* begin Record excerpts *
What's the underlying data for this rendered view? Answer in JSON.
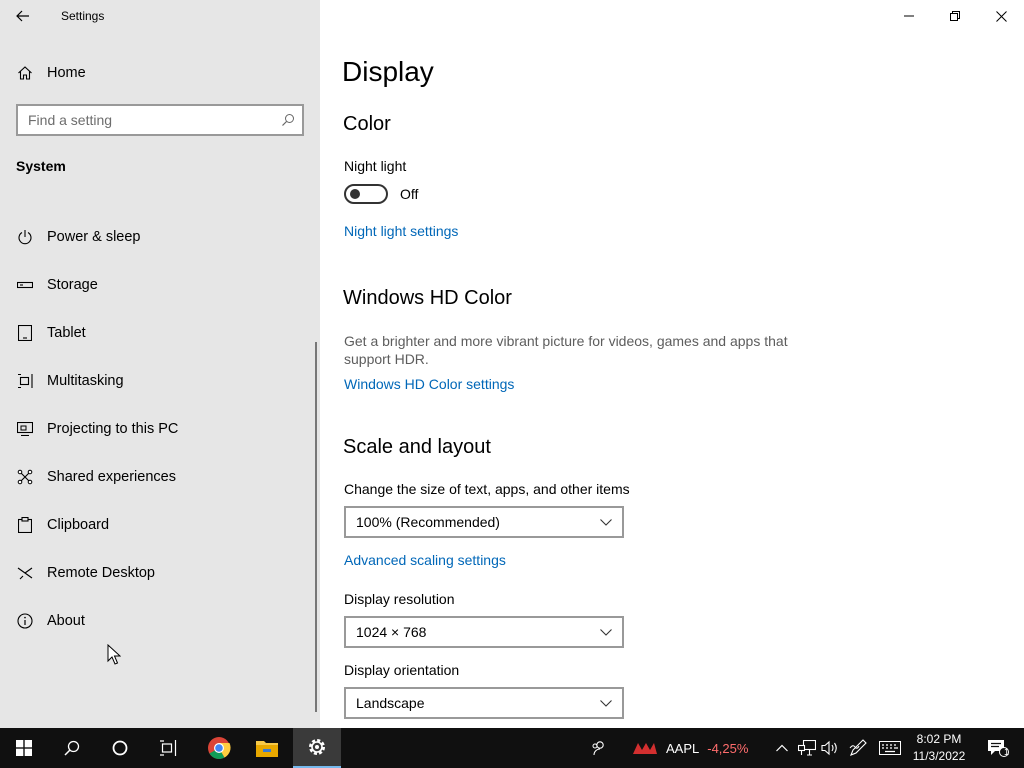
{
  "window": {
    "title": "Settings"
  },
  "sidebar": {
    "home_label": "Home",
    "search_placeholder": "Find a setting",
    "group_title": "System",
    "items": [
      {
        "label": "Power & sleep",
        "icon": "power-icon"
      },
      {
        "label": "Storage",
        "icon": "storage-icon"
      },
      {
        "label": "Tablet",
        "icon": "tablet-icon"
      },
      {
        "label": "Multitasking",
        "icon": "multitasking-icon"
      },
      {
        "label": "Projecting to this PC",
        "icon": "projecting-icon"
      },
      {
        "label": "Shared experiences",
        "icon": "shared-experiences-icon"
      },
      {
        "label": "Clipboard",
        "icon": "clipboard-icon"
      },
      {
        "label": "Remote Desktop",
        "icon": "remote-desktop-icon"
      },
      {
        "label": "About",
        "icon": "about-icon"
      }
    ]
  },
  "main": {
    "page_title": "Display",
    "color": {
      "title": "Color",
      "night_light_label": "Night light",
      "night_light_state": "Off",
      "night_light_on": false,
      "night_light_link": "Night light settings"
    },
    "hd_color": {
      "title": "Windows HD Color",
      "description": "Get a brighter and more vibrant picture for videos, games and apps that support HDR.",
      "link": "Windows HD Color settings"
    },
    "scale": {
      "title": "Scale and layout",
      "size_label": "Change the size of text, apps, and other items",
      "size_value": "100% (Recommended)",
      "advanced_link": "Advanced scaling settings",
      "resolution_label": "Display resolution",
      "resolution_value": "1024 × 768",
      "orientation_label": "Display orientation",
      "orientation_value": "Landscape"
    }
  },
  "taskbar": {
    "stock_symbol": "AAPL",
    "stock_change": "-4,25%",
    "time": "8:02 PM",
    "date": "11/3/2022",
    "notification_count": "1"
  },
  "colors": {
    "accent": "#0067b8",
    "sidebar_bg": "#e6e6e6",
    "taskbar_bg": "#101010",
    "stock_negative": "#ff6d6d"
  }
}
* end Record excerpts *
• **Exercise details**: Copy each line of the records containing the string "this".

• **Problem solution**:
What's the underlying data for this rendered view? Answer in JSON.
        "label": "Projecting to this PC",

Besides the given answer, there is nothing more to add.